OBJECTIVE:
Scan the entries below for the word "Projection". Copy each line that has it.

■ ■ ■ ■ ■ ■ ■

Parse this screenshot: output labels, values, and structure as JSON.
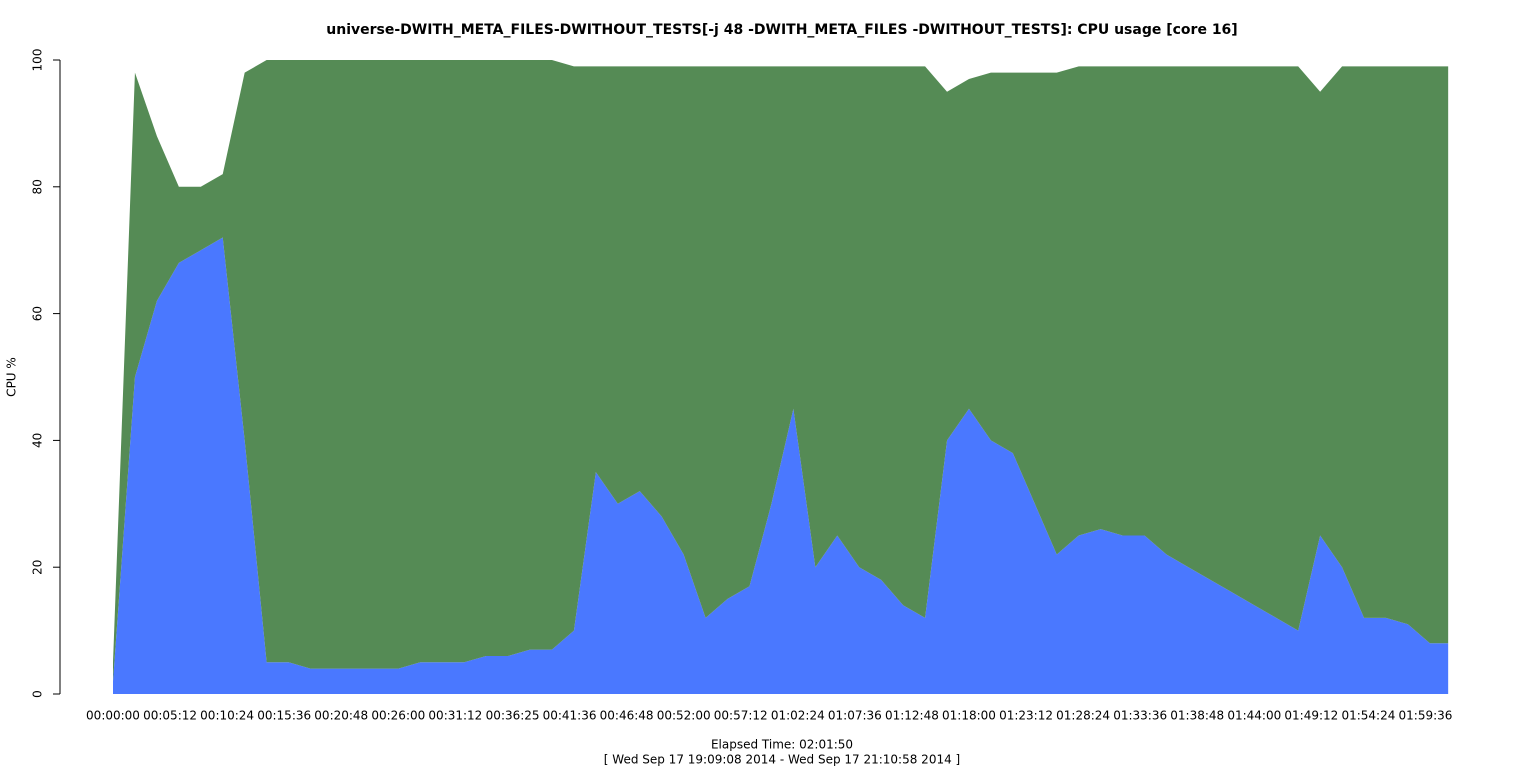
{
  "chart_data": {
    "type": "stacked_area",
    "title": "universe-DWITH_META_FILES-DWITHOUT_TESTS[-j 48 -DWITH_META_FILES -DWITHOUT_TESTS]: CPU usage [core 16]",
    "ylabel": "CPU %",
    "xlabel": "Elapsed Time: 02:01:50",
    "caption": "[ Wed Sep 17 19:09:08 2014 - Wed Sep 17 21:10:58 2014 ]",
    "x": [
      0,
      120,
      240,
      360,
      480,
      600,
      720,
      840,
      960,
      1080,
      1200,
      1320,
      1440,
      1560,
      1680,
      1800,
      1920,
      2040,
      2160,
      2280,
      2400,
      2520,
      2640,
      2760,
      2880,
      3000,
      3120,
      3240,
      3360,
      3480,
      3600,
      3720,
      3840,
      3960,
      4080,
      4200,
      4320,
      4440,
      4560,
      4680,
      4800,
      4920,
      5040,
      5160,
      5280,
      5400,
      5520,
      5640,
      5760,
      5880,
      6000,
      6120,
      6240,
      6360,
      6480,
      6600,
      6720,
      6840,
      6960,
      7080,
      7200,
      7300
    ],
    "series": [
      {
        "color": "#4a78ff",
        "values": [
          2,
          50,
          62,
          68,
          70,
          72,
          40,
          5,
          5,
          4,
          4,
          4,
          4,
          4,
          5,
          5,
          5,
          6,
          6,
          7,
          7,
          10,
          35,
          30,
          32,
          28,
          22,
          12,
          15,
          17,
          30,
          45,
          20,
          25,
          20,
          18,
          14,
          12,
          40,
          45,
          40,
          38,
          30,
          22,
          25,
          26,
          25,
          25,
          22,
          20,
          18,
          16,
          14,
          12,
          10,
          25,
          20,
          12,
          12,
          11,
          8,
          8
        ]
      },
      {
        "color": "#558b55",
        "values": [
          3,
          48,
          26,
          12,
          10,
          10,
          58,
          95,
          95,
          96,
          96,
          96,
          96,
          96,
          95,
          95,
          95,
          94,
          94,
          93,
          93,
          89,
          64,
          69,
          67,
          71,
          77,
          87,
          84,
          82,
          69,
          54,
          79,
          74,
          79,
          81,
          85,
          87,
          55,
          52,
          58,
          60,
          68,
          76,
          74,
          73,
          74,
          74,
          77,
          79,
          81,
          83,
          85,
          87,
          89,
          70,
          79,
          87,
          87,
          88,
          91,
          91
        ]
      }
    ],
    "xlim": [
      0,
      7310
    ],
    "xticks": [
      {
        "value": 0,
        "label": "00:00:00"
      },
      {
        "value": 312,
        "label": "00:05:12"
      },
      {
        "value": 624,
        "label": "00:10:24"
      },
      {
        "value": 936,
        "label": "00:15:36"
      },
      {
        "value": 1248,
        "label": "00:20:48"
      },
      {
        "value": 1560,
        "label": "00:26:00"
      },
      {
        "value": 1872,
        "label": "00:31:12"
      },
      {
        "value": 2185,
        "label": "00:36:25"
      },
      {
        "value": 2496,
        "label": "00:41:36"
      },
      {
        "value": 2808,
        "label": "00:46:48"
      },
      {
        "value": 3120,
        "label": "00:52:00"
      },
      {
        "value": 3432,
        "label": "00:57:12"
      },
      {
        "value": 3744,
        "label": "01:02:24"
      },
      {
        "value": 4056,
        "label": "01:07:36"
      },
      {
        "value": 4368,
        "label": "01:12:48"
      },
      {
        "value": 4680,
        "label": "01:18:00"
      },
      {
        "value": 4992,
        "label": "01:23:12"
      },
      {
        "value": 5304,
        "label": "01:28:24"
      },
      {
        "value": 5616,
        "label": "01:33:36"
      },
      {
        "value": 5928,
        "label": "01:38:48"
      },
      {
        "value": 6240,
        "label": "01:44:00"
      },
      {
        "value": 6552,
        "label": "01:49:12"
      },
      {
        "value": 6864,
        "label": "01:54:24"
      },
      {
        "value": 7176,
        "label": "01:59:36"
      }
    ],
    "ylim": [
      0,
      100
    ],
    "yticks": [
      0,
      20,
      40,
      60,
      80,
      100
    ]
  }
}
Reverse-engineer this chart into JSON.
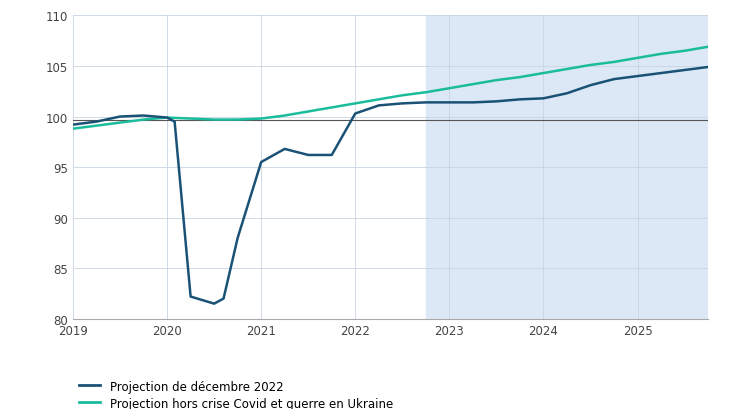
{
  "background_color": "#ffffff",
  "shaded_region_start": 2022.75,
  "shaded_region_end": 2025.75,
  "shaded_color": "#dce8f5",
  "xlim": [
    2019.0,
    2025.75
  ],
  "ylim": [
    80,
    110
  ],
  "yticks": [
    80,
    85,
    90,
    95,
    100,
    105,
    110
  ],
  "xticks": [
    2019,
    2020,
    2021,
    2022,
    2023,
    2024,
    2025
  ],
  "grid_color": "#c8d4e0",
  "line1_color": "#1a5276",
  "line2_color": "#1abc9c",
  "legend_label1": "Projection de décembre 2022",
  "legend_label2": "Projection hors crise Covid et guerre en Ukraine",
  "line1_x": [
    2019.0,
    2019.25,
    2019.5,
    2019.75,
    2020.0,
    2020.08,
    2020.25,
    2020.5,
    2020.6,
    2020.75,
    2021.0,
    2021.25,
    2021.5,
    2021.75,
    2022.0,
    2022.25,
    2022.5,
    2022.75,
    2023.0,
    2023.25,
    2023.5,
    2023.75,
    2024.0,
    2024.25,
    2024.5,
    2024.75,
    2025.0,
    2025.25,
    2025.5,
    2025.75
  ],
  "line1_y": [
    99.2,
    99.5,
    100.0,
    100.1,
    99.9,
    99.5,
    82.2,
    81.5,
    82.0,
    88.0,
    95.5,
    96.8,
    96.2,
    96.2,
    100.3,
    101.1,
    101.3,
    101.4,
    101.4,
    101.4,
    101.5,
    101.7,
    101.8,
    102.3,
    103.1,
    103.7,
    104.0,
    104.3,
    104.6,
    104.9
  ],
  "line2_x": [
    2019.0,
    2019.25,
    2019.5,
    2019.75,
    2020.0,
    2020.25,
    2020.5,
    2020.75,
    2021.0,
    2021.25,
    2021.5,
    2021.75,
    2022.0,
    2022.25,
    2022.5,
    2022.75,
    2023.0,
    2023.25,
    2023.5,
    2023.75,
    2024.0,
    2024.25,
    2024.5,
    2024.75,
    2025.0,
    2025.25,
    2025.5,
    2025.75
  ],
  "line2_y": [
    98.8,
    99.1,
    99.4,
    99.7,
    99.9,
    99.8,
    99.7,
    99.7,
    99.8,
    100.1,
    100.5,
    100.9,
    101.3,
    101.7,
    102.1,
    102.4,
    102.8,
    103.2,
    103.6,
    103.9,
    104.3,
    104.7,
    105.1,
    105.4,
    105.8,
    106.2,
    106.5,
    106.9
  ],
  "hline_y": 99.7,
  "hline_color": "#555555",
  "hline_linewidth": 0.8
}
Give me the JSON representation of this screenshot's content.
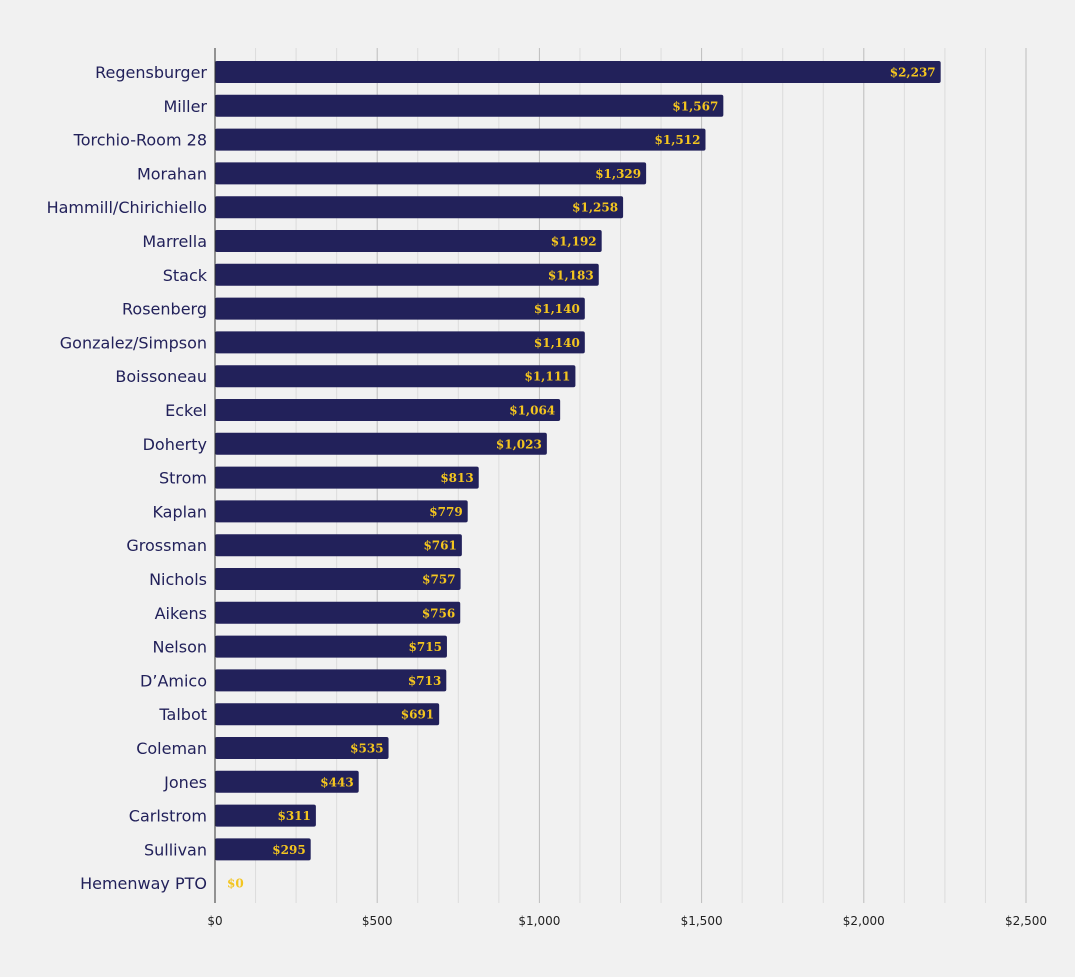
{
  "chart_data": {
    "type": "bar",
    "orientation": "horizontal",
    "title": "",
    "xlabel": "",
    "ylabel": "",
    "categories": [
      "Regensburger",
      "Miller",
      "Torchio-Room 28",
      "Morahan",
      "Hammill/Chirichiello",
      "Marrella",
      "Stack",
      "Rosenberg",
      "Gonzalez/Simpson",
      "Boissoneau",
      "Eckel",
      "Doherty",
      "Strom",
      "Kaplan",
      "Grossman",
      "Nichols",
      "Aikens",
      "Nelson",
      "D’Amico",
      "Talbot",
      "Coleman",
      "Jones",
      "Carlstrom",
      "Sullivan",
      "Hemenway PTO"
    ],
    "values": [
      2237,
      1567,
      1512,
      1329,
      1258,
      1192,
      1183,
      1140,
      1140,
      1111,
      1064,
      1023,
      813,
      779,
      761,
      757,
      756,
      715,
      713,
      691,
      535,
      443,
      311,
      295,
      0
    ],
    "value_labels": [
      "$2,237",
      "$1,567",
      "$1,512",
      "$1,329",
      "$1,258",
      "$1,192",
      "$1,183",
      "$1,140",
      "$1,140",
      "$1,111",
      "$1,064",
      "$1,023",
      "$813",
      "$779",
      "$761",
      "$757",
      "$756",
      "$715",
      "$713",
      "$691",
      "$535",
      "$443",
      "$311",
      "$295",
      "$0"
    ],
    "xlim": [
      0,
      2500
    ],
    "x_ticks": [
      0,
      500,
      1000,
      1500,
      2000,
      2500
    ],
    "x_tick_labels": [
      "$0",
      "$500",
      "$1,000",
      "$1,500",
      "$2,000",
      "$2,500"
    ],
    "minor_grid_step": 125,
    "grid": true,
    "legend": "none",
    "colors": {
      "bar": "#22215a",
      "value_label": "#f3c51f",
      "category_label": "#22215a",
      "major_grid": "#bdbdbd",
      "minor_grid": "#dcdcdc",
      "axis": "#333333",
      "background": "#f1f1f1"
    }
  }
}
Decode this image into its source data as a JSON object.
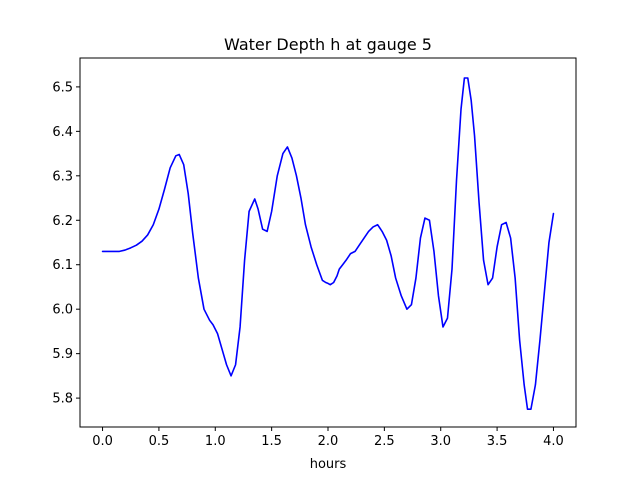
{
  "chart_data": {
    "type": "line",
    "title": "Water Depth h at gauge 5",
    "xlabel": "hours",
    "ylabel": "",
    "xlim": [
      -0.2,
      4.2
    ],
    "ylim": [
      5.735,
      6.565
    ],
    "xticks": [
      0.0,
      0.5,
      1.0,
      1.5,
      2.0,
      2.5,
      3.0,
      3.5,
      4.0
    ],
    "xtick_labels": [
      "0.0",
      "0.5",
      "1.0",
      "1.5",
      "2.0",
      "2.5",
      "3.0",
      "3.5",
      "4.0"
    ],
    "yticks": [
      5.8,
      5.9,
      6.0,
      6.1,
      6.2,
      6.3,
      6.4,
      6.5
    ],
    "ytick_labels": [
      "5.8",
      "5.9",
      "6.0",
      "6.1",
      "6.2",
      "6.3",
      "6.4",
      "6.5"
    ],
    "grid": false,
    "series": [
      {
        "color": "#0000ff",
        "x": [
          0.0,
          0.1,
          0.15,
          0.2,
          0.25,
          0.3,
          0.35,
          0.4,
          0.45,
          0.5,
          0.55,
          0.6,
          0.65,
          0.68,
          0.72,
          0.76,
          0.8,
          0.85,
          0.9,
          0.95,
          0.98,
          1.02,
          1.06,
          1.1,
          1.14,
          1.18,
          1.22,
          1.26,
          1.3,
          1.35,
          1.38,
          1.42,
          1.46,
          1.5,
          1.55,
          1.6,
          1.64,
          1.68,
          1.72,
          1.76,
          1.8,
          1.85,
          1.9,
          1.95,
          1.98,
          2.0,
          2.02,
          2.05,
          2.08,
          2.1,
          2.13,
          2.16,
          2.2,
          2.24,
          2.28,
          2.32,
          2.36,
          2.4,
          2.44,
          2.48,
          2.52,
          2.56,
          2.6,
          2.65,
          2.7,
          2.74,
          2.78,
          2.82,
          2.86,
          2.9,
          2.94,
          2.98,
          3.02,
          3.06,
          3.1,
          3.14,
          3.18,
          3.21,
          3.24,
          3.27,
          3.3,
          3.34,
          3.38,
          3.42,
          3.46,
          3.5,
          3.54,
          3.58,
          3.62,
          3.66,
          3.7,
          3.74,
          3.77,
          3.8,
          3.84,
          3.88,
          3.92,
          3.96,
          4.0
        ],
        "y": [
          6.13,
          6.13,
          6.13,
          6.133,
          6.138,
          6.144,
          6.153,
          6.167,
          6.19,
          6.225,
          6.27,
          6.318,
          6.345,
          6.348,
          6.325,
          6.26,
          6.17,
          6.07,
          6.0,
          5.975,
          5.965,
          5.945,
          5.91,
          5.875,
          5.85,
          5.875,
          5.96,
          6.11,
          6.22,
          6.248,
          6.225,
          6.18,
          6.175,
          6.22,
          6.3,
          6.35,
          6.365,
          6.34,
          6.3,
          6.25,
          6.19,
          6.14,
          6.1,
          6.065,
          6.06,
          6.058,
          6.055,
          6.06,
          6.075,
          6.09,
          6.1,
          6.11,
          6.125,
          6.13,
          6.145,
          6.16,
          6.175,
          6.185,
          6.19,
          6.175,
          6.155,
          6.12,
          6.07,
          6.03,
          6.0,
          6.01,
          6.07,
          6.16,
          6.205,
          6.2,
          6.13,
          6.03,
          5.96,
          5.98,
          6.09,
          6.29,
          6.45,
          6.52,
          6.52,
          6.47,
          6.39,
          6.24,
          6.11,
          6.055,
          6.07,
          6.14,
          6.19,
          6.195,
          6.16,
          6.07,
          5.93,
          5.83,
          5.775,
          5.775,
          5.83,
          5.93,
          6.04,
          6.15,
          6.215
        ]
      }
    ]
  }
}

■ ■ ■ ■ ■ ■ ■

CORRECT OUTPUT:
  "legend_label1": "Projection de décembre 2022",
  "legend_label2": "Projection hors crise Covid et guerre en Ukraine",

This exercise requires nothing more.